--- begin Records for the task ---

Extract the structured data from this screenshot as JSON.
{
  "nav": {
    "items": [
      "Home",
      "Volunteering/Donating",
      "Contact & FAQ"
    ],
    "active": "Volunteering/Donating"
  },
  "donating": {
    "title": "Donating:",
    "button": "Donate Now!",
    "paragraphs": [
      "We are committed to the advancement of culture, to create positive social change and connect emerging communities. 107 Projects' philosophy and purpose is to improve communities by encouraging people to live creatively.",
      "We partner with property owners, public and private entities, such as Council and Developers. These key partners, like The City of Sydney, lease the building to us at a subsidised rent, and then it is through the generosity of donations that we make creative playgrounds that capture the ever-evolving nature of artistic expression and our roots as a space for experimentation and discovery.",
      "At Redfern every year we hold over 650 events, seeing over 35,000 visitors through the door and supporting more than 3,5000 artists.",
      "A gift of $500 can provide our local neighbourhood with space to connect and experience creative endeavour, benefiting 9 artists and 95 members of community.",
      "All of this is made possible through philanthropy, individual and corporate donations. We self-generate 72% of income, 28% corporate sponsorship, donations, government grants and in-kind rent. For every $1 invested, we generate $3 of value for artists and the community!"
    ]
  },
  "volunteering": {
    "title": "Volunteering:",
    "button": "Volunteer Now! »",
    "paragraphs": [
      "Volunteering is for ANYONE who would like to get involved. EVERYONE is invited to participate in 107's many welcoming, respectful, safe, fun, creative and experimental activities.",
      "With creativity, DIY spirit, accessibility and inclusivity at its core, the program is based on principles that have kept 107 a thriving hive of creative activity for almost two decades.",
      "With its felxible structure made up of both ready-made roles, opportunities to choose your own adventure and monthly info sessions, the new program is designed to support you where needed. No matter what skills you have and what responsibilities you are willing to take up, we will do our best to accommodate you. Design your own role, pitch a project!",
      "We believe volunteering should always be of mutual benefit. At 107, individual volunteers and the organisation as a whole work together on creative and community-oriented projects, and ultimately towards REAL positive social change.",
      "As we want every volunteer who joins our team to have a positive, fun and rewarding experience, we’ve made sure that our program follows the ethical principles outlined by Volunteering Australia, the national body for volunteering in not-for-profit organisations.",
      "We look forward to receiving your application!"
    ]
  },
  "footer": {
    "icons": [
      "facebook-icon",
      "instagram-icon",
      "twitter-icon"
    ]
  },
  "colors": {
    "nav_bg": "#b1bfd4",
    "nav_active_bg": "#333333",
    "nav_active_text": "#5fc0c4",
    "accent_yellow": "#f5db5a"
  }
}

--- end Records for the task ---
--- begin Records for the task ---

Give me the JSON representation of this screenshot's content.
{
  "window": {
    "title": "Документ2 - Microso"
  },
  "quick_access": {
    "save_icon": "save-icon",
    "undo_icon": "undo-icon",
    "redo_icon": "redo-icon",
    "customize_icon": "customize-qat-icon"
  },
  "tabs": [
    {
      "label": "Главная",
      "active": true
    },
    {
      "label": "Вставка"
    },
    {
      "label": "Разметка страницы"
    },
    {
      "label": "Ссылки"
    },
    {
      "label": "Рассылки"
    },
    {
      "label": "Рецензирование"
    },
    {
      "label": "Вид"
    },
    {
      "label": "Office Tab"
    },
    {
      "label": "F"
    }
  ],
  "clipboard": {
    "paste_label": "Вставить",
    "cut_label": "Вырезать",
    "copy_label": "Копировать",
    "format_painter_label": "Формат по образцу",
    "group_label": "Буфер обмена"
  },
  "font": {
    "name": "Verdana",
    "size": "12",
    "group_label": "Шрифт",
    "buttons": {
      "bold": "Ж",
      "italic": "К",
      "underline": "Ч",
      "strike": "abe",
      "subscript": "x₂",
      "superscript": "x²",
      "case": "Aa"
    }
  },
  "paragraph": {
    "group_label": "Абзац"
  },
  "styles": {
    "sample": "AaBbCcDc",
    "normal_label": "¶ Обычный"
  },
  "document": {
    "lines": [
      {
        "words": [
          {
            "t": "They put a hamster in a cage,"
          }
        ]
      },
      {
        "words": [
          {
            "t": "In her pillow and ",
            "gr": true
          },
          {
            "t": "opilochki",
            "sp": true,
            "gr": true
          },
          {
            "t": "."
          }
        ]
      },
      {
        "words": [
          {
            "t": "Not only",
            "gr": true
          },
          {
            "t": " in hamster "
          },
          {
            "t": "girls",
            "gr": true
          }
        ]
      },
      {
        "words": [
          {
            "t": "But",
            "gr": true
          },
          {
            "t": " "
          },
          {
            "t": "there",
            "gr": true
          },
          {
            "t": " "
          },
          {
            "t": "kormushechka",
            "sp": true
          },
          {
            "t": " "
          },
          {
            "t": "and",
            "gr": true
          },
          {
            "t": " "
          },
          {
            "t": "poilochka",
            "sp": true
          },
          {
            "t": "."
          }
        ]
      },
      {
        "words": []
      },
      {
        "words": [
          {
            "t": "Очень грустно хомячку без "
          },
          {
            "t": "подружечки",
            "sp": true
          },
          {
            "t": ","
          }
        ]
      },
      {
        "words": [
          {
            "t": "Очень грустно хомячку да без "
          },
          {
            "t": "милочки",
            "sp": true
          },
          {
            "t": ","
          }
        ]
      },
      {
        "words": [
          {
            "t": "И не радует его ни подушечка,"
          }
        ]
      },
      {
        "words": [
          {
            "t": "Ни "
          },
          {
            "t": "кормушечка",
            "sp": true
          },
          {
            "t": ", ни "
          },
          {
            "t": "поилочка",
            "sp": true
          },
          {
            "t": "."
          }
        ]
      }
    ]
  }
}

--- end Records for the task ---
--- begin Records for the task ---

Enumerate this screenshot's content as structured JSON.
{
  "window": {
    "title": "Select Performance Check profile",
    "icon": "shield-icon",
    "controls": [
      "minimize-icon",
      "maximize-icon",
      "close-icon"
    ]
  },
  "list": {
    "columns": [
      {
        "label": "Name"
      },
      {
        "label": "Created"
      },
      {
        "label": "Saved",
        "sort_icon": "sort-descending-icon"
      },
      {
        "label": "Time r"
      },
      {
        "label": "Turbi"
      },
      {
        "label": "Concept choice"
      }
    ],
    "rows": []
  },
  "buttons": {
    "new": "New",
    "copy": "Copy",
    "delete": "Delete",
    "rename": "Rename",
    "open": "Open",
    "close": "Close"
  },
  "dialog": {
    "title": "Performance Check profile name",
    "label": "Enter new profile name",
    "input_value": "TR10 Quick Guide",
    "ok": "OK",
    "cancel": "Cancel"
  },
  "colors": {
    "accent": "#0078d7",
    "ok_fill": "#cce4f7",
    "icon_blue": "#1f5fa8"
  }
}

--- end Records for the task ---

## Work to do
Report how many lines in the data contain the word "hamster", with no words besides the number.

## The output
2